Return every line of the material exactly.

--- BEGIN Records to use ---

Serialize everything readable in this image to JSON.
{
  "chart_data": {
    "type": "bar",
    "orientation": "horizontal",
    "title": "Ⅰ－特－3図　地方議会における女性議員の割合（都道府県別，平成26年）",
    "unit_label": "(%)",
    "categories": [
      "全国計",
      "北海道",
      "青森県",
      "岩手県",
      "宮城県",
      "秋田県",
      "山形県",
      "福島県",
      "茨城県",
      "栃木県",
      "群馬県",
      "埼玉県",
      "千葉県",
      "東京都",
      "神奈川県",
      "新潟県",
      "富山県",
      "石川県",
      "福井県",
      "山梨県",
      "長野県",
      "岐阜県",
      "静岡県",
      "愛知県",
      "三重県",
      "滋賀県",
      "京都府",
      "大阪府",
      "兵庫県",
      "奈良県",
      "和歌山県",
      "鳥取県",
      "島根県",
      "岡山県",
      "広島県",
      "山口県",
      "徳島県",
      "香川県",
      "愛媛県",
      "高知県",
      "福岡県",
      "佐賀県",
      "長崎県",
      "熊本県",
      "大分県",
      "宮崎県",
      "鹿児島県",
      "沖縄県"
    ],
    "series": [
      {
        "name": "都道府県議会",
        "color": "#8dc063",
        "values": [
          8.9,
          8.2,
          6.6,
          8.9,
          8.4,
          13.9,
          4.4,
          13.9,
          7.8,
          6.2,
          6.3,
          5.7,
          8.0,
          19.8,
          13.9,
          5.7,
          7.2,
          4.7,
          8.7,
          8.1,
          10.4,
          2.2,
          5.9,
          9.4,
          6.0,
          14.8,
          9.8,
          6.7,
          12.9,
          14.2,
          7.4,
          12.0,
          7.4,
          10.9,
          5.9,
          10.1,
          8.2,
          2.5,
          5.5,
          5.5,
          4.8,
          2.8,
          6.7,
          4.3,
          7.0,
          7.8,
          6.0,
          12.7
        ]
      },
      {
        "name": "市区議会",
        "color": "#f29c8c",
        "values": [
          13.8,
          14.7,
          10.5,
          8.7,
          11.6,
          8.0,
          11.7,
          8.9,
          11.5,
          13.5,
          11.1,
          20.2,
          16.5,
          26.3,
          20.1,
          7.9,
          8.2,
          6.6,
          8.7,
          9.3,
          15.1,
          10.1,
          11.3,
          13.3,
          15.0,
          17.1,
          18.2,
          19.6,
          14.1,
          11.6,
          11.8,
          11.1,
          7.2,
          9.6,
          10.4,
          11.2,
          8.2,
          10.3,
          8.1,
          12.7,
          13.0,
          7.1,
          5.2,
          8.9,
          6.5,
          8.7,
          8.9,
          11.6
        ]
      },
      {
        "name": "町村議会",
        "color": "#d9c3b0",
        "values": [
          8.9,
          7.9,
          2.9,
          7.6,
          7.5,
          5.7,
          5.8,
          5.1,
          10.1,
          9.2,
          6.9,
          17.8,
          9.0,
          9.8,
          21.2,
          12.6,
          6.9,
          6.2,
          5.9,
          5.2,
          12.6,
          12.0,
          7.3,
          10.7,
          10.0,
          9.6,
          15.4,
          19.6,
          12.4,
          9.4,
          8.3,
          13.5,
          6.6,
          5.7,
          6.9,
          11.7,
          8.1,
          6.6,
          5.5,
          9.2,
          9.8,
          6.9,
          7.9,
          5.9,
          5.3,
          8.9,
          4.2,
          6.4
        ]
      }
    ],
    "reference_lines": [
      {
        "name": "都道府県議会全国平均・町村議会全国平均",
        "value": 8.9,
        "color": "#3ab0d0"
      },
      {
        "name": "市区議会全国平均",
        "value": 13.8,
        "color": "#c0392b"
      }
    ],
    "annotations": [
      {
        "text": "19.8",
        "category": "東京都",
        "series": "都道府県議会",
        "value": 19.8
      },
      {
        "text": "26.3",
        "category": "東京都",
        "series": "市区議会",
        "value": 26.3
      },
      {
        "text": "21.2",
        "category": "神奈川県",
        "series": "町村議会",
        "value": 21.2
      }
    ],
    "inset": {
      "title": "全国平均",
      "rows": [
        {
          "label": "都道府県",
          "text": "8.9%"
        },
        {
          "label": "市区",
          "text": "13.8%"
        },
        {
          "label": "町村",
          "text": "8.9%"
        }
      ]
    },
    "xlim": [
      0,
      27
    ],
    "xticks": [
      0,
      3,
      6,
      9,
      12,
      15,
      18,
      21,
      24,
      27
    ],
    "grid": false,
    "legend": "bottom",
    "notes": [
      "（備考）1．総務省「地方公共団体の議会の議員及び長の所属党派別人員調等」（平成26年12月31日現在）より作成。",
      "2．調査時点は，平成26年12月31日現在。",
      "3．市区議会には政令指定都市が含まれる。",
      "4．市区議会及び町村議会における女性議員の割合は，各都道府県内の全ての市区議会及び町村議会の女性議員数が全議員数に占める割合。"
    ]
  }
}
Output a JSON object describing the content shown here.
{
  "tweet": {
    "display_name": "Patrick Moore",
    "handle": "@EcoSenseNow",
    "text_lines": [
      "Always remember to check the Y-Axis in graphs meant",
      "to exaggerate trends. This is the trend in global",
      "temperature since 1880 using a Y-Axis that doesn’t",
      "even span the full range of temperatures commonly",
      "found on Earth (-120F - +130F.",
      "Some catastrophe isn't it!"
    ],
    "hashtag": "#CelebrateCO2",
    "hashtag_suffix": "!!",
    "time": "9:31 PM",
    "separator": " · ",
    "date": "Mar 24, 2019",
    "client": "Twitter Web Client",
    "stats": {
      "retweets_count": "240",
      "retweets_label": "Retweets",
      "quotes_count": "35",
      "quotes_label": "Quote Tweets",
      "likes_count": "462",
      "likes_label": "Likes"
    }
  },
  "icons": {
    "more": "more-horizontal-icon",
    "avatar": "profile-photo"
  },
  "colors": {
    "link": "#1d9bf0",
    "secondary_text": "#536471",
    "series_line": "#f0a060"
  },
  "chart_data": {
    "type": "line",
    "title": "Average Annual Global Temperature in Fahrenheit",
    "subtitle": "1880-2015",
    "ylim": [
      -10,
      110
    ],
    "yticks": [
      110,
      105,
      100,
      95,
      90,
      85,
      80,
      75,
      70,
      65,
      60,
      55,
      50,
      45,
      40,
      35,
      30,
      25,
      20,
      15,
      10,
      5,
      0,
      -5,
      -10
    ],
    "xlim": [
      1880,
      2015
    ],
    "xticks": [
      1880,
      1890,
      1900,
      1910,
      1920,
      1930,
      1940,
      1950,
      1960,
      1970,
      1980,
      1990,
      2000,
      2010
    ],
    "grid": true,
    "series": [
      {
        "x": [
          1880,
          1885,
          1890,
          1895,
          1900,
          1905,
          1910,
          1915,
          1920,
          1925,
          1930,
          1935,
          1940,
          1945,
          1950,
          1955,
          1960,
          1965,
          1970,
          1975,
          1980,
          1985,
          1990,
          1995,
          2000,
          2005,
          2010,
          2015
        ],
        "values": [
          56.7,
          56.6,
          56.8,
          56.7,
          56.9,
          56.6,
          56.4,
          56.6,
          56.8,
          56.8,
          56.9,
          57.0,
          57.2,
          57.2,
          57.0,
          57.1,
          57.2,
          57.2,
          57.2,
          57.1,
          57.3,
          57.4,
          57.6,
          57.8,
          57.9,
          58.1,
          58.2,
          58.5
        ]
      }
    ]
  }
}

--- END Records to use ---

Task solution:
Serialize everything readable in this image to JSON.
{
  "chart_data": {
    "type": "bar",
    "orientation": "horizontal",
    "title": "Ⅰ－特－3図　地方議会における女性議員の割合（都道府県別，平成26年）",
    "unit_label": "(%)",
    "categories": [
      "全国計",
      "北海道",
      "青森県",
      "岩手県",
      "宮城県",
      "秋田県",
      "山形県",
      "福島県",
      "茨城県",
      "栃木県",
      "群馬県",
      "埼玉県",
      "千葉県",
      "東京都",
      "神奈川県",
      "新潟県",
      "富山県",
      "石川県",
      "福井県",
      "山梨県",
      "長野県",
      "岐阜県",
      "静岡県",
      "愛知県",
      "三重県",
      "滋賀県",
      "京都府",
      "大阪府",
      "兵庫県",
      "奈良県",
      "和歌山県",
      "鳥取県",
      "島根県",
      "岡山県",
      "広島県",
      "山口県",
      "徳島県",
      "香川県",
      "愛媛県",
      "高知県",
      "福岡県",
      "佐賀県",
      "長崎県",
      "熊本県",
      "大分県",
      "宮崎県",
      "鹿児島県",
      "沖縄県"
    ],
    "series": [
      {
        "name": "都道府県議会",
        "color": "#8dc063",
        "values": [
          8.9,
          8.2,
          6.6,
          8.9,
          8.4,
          13.9,
          4.4,
          13.9,
          7.8,
          6.2,
          6.3,
          5.7,
          8.0,
          19.8,
          13.9,
          5.7,
          7.2,
          4.7,
          8.7,
          8.1,
          10.4,
          2.2,
          5.9,
          9.4,
          6.0,
          14.8,
          9.8,
          6.7,
          12.9,
          14.2,
          7.4,
          12.0,
          7.4,
          10.9,
          5.9,
          10.1,
          8.2,
          2.5,
          5.5,
          5.5,
          4.8,
          2.8,
          6.7,
          4.3,
          7.0,
          7.8,
          6.0,
          12.7
        ]
      },
      {
        "name": "市区議会",
        "color": "#f29c8c",
        "values": [
          13.8,
          14.7,
          10.5,
          8.7,
          11.6,
          8.0,
          11.7,
          8.9,
          11.5,
          13.5,
          11.1,
          20.2,
          16.5,
          26.3,
          20.1,
          7.9,
          8.2,
          6.6,
          8.7,
          9.3,
          15.1,
          10.1,
          11.3,
          13.3,
          15.0,
          17.1,
          18.2,
          19.6,
          14.1,
          11.6,
          11.8,
          11.1,
          7.2,
          9.6,
          10.4,
          11.2,
          8.2,
          10.3,
          8.1,
          12.7,
          13.0,
          7.1,
          5.2,
          8.9,
          6.5,
          8.7,
          8.9,
          11.6
        ]
      },
      {
        "name": "町村議会",
        "color": "#d9c3b0",
        "values": [
          8.9,
          7.9,
          2.9,
          7.6,
          7.5,
          5.7,
          5.8,
          5.1,
          10.1,
          9.2,
          6.9,
          17.8,
          9.0,
          9.8,
          21.2,
          12.6,
          6.9,
          6.2,
          5.9,
          5.2,
          12.6,
          12.0,
          7.3,
          10.7,
          10.0,
          9.6,
          15.4,
          19.6,
          12.4,
          9.4,
          8.3,
          13.5,
          6.6,
          5.7,
          6.9,
          11.7,
          8.1,
          6.6,
          5.5,
          9.2,
          9.8,
          6.9,
          7.9,
          5.9,
          5.3,
          8.9,
          4.2,
          6.4
        ]
      }
    ],
    "reference_lines": [
      {
        "name": "都道府県議会全国平均・町村議会全国平均",
        "value": 8.9,
        "color": "#3ab0d0"
      },
      {
        "name": "市区議会全国平均",
        "value": 13.8,
        "color": "#c0392b"
      }
    ],
    "annotations": [
      {
        "text": "19.8",
        "category": "東京都",
        "series": "都道府県議会",
        "value": 19.8
      },
      {
        "text": "26.3",
        "category": "東京都",
        "series": "市区議会",
        "value": 26.3
      },
      {
        "text": "21.2",
        "category": "神奈川県",
        "series": "町村議会",
        "value": 21.2
      }
    ],
    "inset": {
      "title": "全国平均",
      "rows": [
        {
          "label": "都道府県",
          "text": "8.9%"
        },
        {
          "label": "市区",
          "text": "13.8%"
        },
        {
          "label": "町村",
          "text": "8.9%"
        }
      ]
    },
    "xlim": [
      0,
      27
    ],
    "xticks": [
      0,
      3,
      6,
      9,
      12,
      15,
      18,
      21,
      24,
      27
    ],
    "grid": false,
    "legend": "bottom",
    "notes": [
      "（備考）1．総務省「地方公共団体の議会の議員及び長の所属党派別人員調等」（平成26年12月31日現在）より作成。",
      "2．調査時点は，平成26年12月31日現在。",
      "3．市区議会には政令指定都市が含まれる。",
      "4．市区議会及び町村議会における女性議員の割合は，各都道府県内の全ての市区議会及び町村議会の女性議員数が全議員数に占める割合。"
    ]
  }
}
Output a JSON object describing the content shown here.
{
  "tweet": {
    "display_name": "Patrick Moore",
    "handle": "@EcoSenseNow",
    "text_lines": [
      "Always remember to check the Y-Axis in graphs meant",
      "to exaggerate trends. This is the trend in global",
      "temperature since 1880 using a Y-Axis that doesn’t",
      "even span the full range of temperatures commonly",
      "found on Earth (-120F - +130F.",
      "Some catastrophe isn't it!"
    ],
    "hashtag": "#CelebrateCO2",
    "hashtag_suffix": "!!",
    "time": "9:31 PM",
    "separator": " · ",
    "date": "Mar 24, 2019",
    "client": "Twitter Web Client",
    "stats": {
      "retweets_count": "240",
      "retweets_label": "Retweets",
      "quotes_count": "35",
      "quotes_label": "Quote Tweets",
      "likes_count": "462",
      "likes_label": "Likes"
    }
  },
  "icons": {
    "more": "more-horizontal-icon",
    "avatar": "profile-photo"
  },
  "colors": {
    "link": "#1d9bf0",
    "secondary_text": "#536471",
    "series_line": "#f0a060"
  },
  "chart_data": {
    "type": "line",
    "title": "Average Annual Global Temperature in Fahrenheit",
    "subtitle": "1880-2015",
    "ylim": [
      -10,
      110
    ],
    "yticks": [
      110,
      105,
      100,
      95,
      90,
      85,
      80,
      75,
      70,
      65,
      60,
      55,
      50,
      45,
      40,
      35,
      30,
      25,
      20,
      15,
      10,
      5,
      0,
      -5,
      -10
    ],
    "xlim": [
      1880,
      2015
    ],
    "xticks": [
      1880,
      1890,
      1900,
      1910,
      1920,
      1930,
      1940,
      1950,
      1960,
      1970,
      1980,
      1990,
      2000,
      2010
    ],
    "grid": true,
    "series": [
      {
        "x": [
          1880,
          1885,
          1890,
          1895,
          1900,
          1905,
          1910,
          1915,
          1920,
          1925,
          1930,
          1935,
          1940,
          1945,
          1950,
          1955,
          1960,
          1965,
          1970,
          1975,
          1980,
          1985,
          1990,
          1995,
          2000,
          2005,
          2010,
          2015
        ],
        "values": [
          56.7,
          56.6,
          56.8,
          56.7,
          56.9,
          56.6,
          56.4,
          56.6,
          56.8,
          56.8,
          56.9,
          57.0,
          57.2,
          57.2,
          57.0,
          57.1,
          57.2,
          57.2,
          57.2,
          57.1,
          57.3,
          57.4,
          57.6,
          57.8,
          57.9,
          58.1,
          58.2,
          58.5
        ]
      }
    ]
  }
}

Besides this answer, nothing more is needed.